Find the lines that contain the word "emit" and copy each one.
===============
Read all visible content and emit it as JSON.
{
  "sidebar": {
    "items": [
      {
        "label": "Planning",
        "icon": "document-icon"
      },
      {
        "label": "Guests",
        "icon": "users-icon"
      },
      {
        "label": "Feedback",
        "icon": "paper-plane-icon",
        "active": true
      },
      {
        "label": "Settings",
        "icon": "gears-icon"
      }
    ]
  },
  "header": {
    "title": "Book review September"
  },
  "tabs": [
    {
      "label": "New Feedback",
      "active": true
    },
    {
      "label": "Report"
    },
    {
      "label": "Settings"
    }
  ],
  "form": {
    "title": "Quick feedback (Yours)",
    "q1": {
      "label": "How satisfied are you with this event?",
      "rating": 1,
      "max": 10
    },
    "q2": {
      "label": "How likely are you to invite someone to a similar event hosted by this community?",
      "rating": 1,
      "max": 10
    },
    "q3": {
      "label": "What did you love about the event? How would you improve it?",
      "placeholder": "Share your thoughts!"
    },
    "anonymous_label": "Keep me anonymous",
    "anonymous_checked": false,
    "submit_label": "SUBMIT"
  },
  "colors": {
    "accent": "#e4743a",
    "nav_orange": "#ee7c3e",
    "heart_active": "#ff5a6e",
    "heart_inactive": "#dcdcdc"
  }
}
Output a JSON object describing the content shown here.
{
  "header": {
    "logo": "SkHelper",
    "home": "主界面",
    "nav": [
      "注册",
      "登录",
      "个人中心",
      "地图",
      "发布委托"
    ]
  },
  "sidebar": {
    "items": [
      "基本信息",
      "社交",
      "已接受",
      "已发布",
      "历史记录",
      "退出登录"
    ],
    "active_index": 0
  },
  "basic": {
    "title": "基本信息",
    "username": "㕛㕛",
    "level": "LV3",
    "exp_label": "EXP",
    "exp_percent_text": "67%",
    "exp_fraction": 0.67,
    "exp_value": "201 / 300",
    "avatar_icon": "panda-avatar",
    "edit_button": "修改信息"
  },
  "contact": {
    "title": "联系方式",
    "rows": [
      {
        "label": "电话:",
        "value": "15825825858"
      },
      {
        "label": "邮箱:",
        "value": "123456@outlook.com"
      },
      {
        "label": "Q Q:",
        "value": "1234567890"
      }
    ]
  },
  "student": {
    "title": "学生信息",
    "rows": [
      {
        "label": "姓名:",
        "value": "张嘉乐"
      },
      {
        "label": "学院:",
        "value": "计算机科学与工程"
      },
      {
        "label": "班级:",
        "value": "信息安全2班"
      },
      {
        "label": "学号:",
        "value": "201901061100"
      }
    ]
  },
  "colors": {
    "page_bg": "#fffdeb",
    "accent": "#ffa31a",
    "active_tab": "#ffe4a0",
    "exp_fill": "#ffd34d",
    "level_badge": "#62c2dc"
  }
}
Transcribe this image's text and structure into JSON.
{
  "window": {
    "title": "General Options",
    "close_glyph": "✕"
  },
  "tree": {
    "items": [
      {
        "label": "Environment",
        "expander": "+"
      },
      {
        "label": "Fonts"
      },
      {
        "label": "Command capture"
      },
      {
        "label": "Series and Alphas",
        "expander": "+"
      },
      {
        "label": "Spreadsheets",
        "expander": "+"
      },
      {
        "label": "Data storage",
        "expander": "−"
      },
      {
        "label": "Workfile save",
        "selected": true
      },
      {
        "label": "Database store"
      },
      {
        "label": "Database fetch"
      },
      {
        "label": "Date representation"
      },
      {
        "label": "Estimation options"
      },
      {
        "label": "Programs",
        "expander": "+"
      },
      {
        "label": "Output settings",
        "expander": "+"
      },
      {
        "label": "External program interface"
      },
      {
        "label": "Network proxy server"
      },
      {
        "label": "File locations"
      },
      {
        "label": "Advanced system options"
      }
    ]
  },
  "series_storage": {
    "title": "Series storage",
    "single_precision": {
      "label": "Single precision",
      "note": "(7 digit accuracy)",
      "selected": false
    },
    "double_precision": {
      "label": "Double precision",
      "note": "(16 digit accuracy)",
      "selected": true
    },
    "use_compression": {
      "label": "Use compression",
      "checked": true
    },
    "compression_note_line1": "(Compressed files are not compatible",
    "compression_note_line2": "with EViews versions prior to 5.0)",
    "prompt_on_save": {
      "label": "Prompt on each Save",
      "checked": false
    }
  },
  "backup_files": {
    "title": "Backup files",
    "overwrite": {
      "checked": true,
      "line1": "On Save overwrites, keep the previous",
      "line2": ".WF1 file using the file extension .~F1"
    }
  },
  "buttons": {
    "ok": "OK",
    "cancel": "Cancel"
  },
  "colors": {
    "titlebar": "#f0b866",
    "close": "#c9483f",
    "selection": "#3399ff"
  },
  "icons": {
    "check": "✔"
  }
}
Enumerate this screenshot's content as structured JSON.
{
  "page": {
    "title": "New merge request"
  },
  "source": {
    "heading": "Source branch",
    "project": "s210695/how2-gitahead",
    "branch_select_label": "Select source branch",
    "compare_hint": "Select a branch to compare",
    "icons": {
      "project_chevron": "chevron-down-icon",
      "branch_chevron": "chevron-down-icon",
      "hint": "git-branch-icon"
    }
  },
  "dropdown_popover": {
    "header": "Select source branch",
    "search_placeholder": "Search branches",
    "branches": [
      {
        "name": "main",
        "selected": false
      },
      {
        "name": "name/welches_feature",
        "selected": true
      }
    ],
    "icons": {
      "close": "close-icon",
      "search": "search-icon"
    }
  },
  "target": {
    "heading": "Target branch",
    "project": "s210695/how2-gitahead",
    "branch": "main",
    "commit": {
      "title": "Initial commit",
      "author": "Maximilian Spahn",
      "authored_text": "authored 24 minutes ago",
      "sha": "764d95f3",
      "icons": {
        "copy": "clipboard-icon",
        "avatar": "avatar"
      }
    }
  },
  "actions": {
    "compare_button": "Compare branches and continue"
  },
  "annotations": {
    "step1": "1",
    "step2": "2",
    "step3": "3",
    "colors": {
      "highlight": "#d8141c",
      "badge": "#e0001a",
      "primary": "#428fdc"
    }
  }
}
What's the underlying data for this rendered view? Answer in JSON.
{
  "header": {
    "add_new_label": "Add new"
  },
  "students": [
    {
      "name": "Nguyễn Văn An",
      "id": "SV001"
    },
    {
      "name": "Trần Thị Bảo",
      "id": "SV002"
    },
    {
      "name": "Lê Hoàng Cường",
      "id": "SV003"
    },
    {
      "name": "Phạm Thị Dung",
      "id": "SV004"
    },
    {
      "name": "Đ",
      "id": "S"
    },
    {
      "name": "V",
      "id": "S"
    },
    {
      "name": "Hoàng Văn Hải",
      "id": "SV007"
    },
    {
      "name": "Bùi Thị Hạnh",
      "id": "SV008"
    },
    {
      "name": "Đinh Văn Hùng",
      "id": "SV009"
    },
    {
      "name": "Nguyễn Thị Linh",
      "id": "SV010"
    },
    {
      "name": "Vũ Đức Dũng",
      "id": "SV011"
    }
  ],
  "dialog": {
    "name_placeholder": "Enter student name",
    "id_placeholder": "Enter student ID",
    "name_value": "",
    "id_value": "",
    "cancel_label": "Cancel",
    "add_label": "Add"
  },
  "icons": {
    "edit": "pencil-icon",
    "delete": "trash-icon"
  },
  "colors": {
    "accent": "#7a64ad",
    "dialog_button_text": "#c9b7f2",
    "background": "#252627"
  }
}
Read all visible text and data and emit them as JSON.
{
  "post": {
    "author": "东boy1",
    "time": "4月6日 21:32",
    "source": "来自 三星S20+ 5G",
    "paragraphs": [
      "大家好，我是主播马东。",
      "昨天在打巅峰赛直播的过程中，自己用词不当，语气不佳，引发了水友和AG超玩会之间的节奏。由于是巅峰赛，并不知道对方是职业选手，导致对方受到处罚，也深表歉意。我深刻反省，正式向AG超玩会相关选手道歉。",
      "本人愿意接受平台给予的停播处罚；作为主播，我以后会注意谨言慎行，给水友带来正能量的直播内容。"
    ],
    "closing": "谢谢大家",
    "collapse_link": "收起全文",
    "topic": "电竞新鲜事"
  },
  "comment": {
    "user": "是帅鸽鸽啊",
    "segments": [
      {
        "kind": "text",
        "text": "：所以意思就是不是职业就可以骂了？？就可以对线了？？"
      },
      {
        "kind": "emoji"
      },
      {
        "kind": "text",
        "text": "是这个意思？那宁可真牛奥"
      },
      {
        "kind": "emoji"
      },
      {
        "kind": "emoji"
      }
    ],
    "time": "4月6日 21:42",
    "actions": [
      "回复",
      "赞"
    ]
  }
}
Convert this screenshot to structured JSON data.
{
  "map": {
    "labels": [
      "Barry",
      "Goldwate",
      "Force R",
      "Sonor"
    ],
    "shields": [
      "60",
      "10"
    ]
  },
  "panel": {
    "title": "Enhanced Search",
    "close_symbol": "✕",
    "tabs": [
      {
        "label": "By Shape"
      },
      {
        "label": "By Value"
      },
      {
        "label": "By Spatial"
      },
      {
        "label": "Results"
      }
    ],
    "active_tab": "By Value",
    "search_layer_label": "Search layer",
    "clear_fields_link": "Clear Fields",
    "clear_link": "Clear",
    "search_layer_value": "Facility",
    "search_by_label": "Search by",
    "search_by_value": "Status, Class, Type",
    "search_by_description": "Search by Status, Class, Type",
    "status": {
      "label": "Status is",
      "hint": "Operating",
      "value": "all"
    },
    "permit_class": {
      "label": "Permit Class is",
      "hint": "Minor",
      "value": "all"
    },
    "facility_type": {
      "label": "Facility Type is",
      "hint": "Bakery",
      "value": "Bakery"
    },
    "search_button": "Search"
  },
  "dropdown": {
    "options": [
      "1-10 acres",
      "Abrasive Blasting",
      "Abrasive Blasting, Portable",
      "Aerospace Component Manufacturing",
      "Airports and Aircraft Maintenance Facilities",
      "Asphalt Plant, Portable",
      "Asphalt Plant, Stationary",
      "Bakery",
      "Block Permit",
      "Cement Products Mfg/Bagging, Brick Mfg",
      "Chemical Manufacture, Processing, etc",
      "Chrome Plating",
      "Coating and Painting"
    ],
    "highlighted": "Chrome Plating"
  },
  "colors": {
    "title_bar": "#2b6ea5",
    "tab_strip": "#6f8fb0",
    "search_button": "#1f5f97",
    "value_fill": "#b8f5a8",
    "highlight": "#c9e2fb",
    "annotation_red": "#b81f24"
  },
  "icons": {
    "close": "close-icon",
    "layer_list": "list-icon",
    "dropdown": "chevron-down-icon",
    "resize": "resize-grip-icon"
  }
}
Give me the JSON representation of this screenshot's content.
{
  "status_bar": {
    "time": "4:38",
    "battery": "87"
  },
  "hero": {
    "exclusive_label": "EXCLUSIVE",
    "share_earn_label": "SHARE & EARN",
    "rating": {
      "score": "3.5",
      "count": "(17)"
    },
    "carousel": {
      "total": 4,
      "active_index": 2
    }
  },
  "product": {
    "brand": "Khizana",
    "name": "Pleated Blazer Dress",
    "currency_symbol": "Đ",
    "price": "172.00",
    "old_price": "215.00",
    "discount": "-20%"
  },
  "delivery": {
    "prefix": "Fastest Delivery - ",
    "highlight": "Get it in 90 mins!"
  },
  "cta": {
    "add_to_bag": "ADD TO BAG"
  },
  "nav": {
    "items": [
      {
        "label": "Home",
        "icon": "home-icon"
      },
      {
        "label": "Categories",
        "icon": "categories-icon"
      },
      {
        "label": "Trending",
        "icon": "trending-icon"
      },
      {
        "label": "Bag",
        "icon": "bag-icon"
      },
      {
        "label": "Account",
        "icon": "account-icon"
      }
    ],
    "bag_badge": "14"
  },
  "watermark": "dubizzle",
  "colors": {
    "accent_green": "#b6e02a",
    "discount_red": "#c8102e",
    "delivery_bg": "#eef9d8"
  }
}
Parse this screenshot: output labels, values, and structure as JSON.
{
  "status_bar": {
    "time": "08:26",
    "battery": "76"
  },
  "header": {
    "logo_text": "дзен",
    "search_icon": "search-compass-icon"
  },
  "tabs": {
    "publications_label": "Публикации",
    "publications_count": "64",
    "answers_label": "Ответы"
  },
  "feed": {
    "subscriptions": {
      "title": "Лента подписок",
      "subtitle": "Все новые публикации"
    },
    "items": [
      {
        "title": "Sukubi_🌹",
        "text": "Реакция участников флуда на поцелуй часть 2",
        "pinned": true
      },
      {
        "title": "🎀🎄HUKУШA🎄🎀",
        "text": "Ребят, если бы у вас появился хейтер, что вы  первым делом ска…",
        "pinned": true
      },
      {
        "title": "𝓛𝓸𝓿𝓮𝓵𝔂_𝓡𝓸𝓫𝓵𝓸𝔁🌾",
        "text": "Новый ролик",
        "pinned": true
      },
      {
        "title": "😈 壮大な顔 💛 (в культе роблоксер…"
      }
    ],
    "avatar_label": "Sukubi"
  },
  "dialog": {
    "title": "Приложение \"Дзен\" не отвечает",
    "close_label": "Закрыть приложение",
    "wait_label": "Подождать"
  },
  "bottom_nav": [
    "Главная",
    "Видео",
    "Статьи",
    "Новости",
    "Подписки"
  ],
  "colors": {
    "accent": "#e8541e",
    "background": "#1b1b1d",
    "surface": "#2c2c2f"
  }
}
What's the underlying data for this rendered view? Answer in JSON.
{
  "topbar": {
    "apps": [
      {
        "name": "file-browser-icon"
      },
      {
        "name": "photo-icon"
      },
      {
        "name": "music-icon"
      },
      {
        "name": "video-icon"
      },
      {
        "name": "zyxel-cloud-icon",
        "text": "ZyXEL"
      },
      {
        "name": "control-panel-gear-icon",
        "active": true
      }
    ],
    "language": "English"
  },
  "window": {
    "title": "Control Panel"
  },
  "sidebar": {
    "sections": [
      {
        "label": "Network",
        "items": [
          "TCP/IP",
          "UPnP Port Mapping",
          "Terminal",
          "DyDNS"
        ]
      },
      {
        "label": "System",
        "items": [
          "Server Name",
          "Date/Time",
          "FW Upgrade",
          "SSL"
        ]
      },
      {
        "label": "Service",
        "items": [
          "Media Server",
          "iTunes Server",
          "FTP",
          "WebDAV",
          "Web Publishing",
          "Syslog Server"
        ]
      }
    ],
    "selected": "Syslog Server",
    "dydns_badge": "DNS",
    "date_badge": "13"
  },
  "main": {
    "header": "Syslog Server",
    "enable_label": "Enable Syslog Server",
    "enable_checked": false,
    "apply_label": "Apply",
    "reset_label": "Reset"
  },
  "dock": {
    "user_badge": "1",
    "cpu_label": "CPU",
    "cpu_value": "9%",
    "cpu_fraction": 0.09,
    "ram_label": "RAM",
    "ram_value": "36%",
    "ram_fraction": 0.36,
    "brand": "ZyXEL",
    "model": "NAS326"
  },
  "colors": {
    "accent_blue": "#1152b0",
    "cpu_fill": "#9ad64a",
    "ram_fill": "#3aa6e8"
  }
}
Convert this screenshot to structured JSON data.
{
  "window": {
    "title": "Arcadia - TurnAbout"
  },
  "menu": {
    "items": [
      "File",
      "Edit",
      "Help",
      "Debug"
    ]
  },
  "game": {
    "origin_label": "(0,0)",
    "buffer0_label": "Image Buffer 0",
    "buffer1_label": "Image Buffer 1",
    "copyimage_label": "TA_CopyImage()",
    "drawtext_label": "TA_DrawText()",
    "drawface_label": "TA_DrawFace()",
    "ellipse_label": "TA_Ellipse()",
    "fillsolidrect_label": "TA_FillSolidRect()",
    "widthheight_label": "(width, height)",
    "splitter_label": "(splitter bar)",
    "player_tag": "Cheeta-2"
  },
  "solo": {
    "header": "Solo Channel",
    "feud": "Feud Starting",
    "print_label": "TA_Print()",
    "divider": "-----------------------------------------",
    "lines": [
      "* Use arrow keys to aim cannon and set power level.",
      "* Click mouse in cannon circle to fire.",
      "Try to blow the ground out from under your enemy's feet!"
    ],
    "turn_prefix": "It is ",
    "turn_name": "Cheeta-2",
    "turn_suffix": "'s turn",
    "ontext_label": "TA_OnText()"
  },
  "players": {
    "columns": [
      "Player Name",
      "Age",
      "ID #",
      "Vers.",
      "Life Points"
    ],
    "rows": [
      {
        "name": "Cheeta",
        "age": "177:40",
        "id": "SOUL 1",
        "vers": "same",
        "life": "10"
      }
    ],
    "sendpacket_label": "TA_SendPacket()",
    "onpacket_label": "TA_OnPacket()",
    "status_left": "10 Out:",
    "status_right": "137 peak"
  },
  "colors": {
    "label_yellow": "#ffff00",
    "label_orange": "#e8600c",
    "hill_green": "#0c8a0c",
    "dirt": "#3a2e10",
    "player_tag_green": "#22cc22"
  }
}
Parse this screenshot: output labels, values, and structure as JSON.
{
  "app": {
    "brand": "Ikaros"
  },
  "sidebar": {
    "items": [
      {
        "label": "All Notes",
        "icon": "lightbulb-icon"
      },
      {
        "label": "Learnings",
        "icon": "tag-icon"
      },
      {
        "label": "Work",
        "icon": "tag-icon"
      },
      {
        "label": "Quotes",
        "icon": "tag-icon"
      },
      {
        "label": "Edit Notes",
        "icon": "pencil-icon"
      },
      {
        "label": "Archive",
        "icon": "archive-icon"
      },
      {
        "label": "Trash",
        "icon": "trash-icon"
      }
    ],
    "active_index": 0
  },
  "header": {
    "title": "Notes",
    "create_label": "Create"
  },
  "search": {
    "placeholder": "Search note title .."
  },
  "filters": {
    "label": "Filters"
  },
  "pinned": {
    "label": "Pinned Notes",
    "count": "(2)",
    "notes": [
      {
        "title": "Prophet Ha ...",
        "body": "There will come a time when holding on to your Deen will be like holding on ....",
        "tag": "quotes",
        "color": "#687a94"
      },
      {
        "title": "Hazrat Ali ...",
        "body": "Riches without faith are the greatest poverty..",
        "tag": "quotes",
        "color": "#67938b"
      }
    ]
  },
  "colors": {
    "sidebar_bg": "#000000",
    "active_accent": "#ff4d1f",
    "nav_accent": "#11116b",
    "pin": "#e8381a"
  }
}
===============
_Result_:
Read all visible content and emit it as JSON.
Read all visible text and data and emit them as JSON.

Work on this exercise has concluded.